**TASK DIRECTIONS:** Repeat exactly each line of the data provided below.
[START RECORDS SUPPLIED]
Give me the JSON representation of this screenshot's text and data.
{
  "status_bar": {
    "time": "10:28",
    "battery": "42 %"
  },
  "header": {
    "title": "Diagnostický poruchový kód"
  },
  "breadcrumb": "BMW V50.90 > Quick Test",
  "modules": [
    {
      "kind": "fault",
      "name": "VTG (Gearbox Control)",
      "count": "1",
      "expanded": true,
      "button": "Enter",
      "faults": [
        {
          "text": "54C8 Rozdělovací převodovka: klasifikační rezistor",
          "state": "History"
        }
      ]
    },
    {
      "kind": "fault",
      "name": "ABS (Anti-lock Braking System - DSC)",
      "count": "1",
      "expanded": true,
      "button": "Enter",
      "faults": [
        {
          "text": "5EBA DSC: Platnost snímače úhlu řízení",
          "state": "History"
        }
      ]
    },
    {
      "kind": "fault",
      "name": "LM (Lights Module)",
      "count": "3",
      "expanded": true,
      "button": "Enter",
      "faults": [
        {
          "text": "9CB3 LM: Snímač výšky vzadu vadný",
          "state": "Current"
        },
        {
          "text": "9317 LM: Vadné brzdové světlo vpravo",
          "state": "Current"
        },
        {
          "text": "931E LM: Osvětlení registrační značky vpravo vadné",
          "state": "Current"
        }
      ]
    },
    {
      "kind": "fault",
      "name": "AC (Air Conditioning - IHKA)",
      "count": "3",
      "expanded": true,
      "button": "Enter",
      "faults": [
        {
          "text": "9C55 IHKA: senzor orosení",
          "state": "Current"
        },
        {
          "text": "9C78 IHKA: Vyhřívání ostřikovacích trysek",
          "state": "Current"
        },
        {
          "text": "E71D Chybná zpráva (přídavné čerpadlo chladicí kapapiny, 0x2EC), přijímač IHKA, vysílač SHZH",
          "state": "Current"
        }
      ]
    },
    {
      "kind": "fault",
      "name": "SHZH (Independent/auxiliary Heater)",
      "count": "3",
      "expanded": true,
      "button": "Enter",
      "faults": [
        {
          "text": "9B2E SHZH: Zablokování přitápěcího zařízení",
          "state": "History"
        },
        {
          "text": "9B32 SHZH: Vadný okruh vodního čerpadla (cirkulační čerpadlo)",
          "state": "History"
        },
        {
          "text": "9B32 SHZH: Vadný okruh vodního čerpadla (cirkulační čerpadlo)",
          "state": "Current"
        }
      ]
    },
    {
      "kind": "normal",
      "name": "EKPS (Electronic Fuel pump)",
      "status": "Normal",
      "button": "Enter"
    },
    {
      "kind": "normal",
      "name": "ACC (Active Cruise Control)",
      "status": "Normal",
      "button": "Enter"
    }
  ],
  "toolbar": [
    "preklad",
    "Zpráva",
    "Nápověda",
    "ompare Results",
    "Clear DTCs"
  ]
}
[END RECORDS SUPPLIED]
**ANSWER TO THIS EXERCISE:**
Give me the JSON representation of this screenshot's text and data.
{
  "status_bar": {
    "time": "10:28",
    "battery": "42 %"
  },
  "header": {
    "title": "Diagnostický poruchový kód"
  },
  "breadcrumb": "BMW V50.90 > Quick Test",
  "modules": [
    {
      "kind": "fault",
      "name": "VTG (Gearbox Control)",
      "count": "1",
      "expanded": true,
      "button": "Enter",
      "faults": [
        {
          "text": "54C8 Rozdělovací převodovka: klasifikační rezistor",
          "state": "History"
        }
      ]
    },
    {
      "kind": "fault",
      "name": "ABS (Anti-lock Braking System - DSC)",
      "count": "1",
      "expanded": true,
      "button": "Enter",
      "faults": [
        {
          "text": "5EBA DSC: Platnost snímače úhlu řízení",
          "state": "History"
        }
      ]
    },
    {
      "kind": "fault",
      "name": "LM (Lights Module)",
      "count": "3",
      "expanded": true,
      "button": "Enter",
      "faults": [
        {
          "text": "9CB3 LM: Snímač výšky vzadu vadný",
          "state": "Current"
        },
        {
          "text": "9317 LM: Vadné brzdové světlo vpravo",
          "state": "Current"
        },
        {
          "text": "931E LM: Osvětlení registrační značky vpravo vadné",
          "state": "Current"
        }
      ]
    },
    {
      "kind": "fault",
      "name": "AC (Air Conditioning - IHKA)",
      "count": "3",
      "expanded": true,
      "button": "Enter",
      "faults": [
        {
          "text": "9C55 IHKA: senzor orosení",
          "state": "Current"
        },
        {
          "text": "9C78 IHKA: Vyhřívání ostřikovacích trysek",
          "state": "Current"
        },
        {
          "text": "E71D Chybná zpráva (přídavné čerpadlo chladicí kapapiny, 0x2EC), přijímač IHKA, vysílač SHZH",
          "state": "Current"
        }
      ]
    },
    {
      "kind": "fault",
      "name": "SHZH (Independent/auxiliary Heater)",
      "count": "3",
      "expanded": true,
      "button": "Enter",
      "faults": [
        {
          "text": "9B2E SHZH: Zablokování přitápěcího zařízení",
          "state": "History"
        },
        {
          "text": "9B32 SHZH: Vadný okruh vodního čerpadla (cirkulační čerpadlo)",
          "state": "History"
        },
        {
          "text": "9B32 SHZH: Vadný okruh vodního čerpadla (cirkulační čerpadlo)",
          "state": "Current"
        }
      ]
    },
    {
      "kind": "normal",
      "name": "EKPS (Electronic Fuel pump)",
      "status": "Normal",
      "button": "Enter"
    },
    {
      "kind": "normal",
      "name": "ACC (Active Cruise Control)",
      "status": "Normal",
      "button": "Enter"
    }
  ],
  "toolbar": [
    "preklad",
    "Zpráva",
    "Nápověda",
    "ompare Results",
    "Clear DTCs"
  ]
}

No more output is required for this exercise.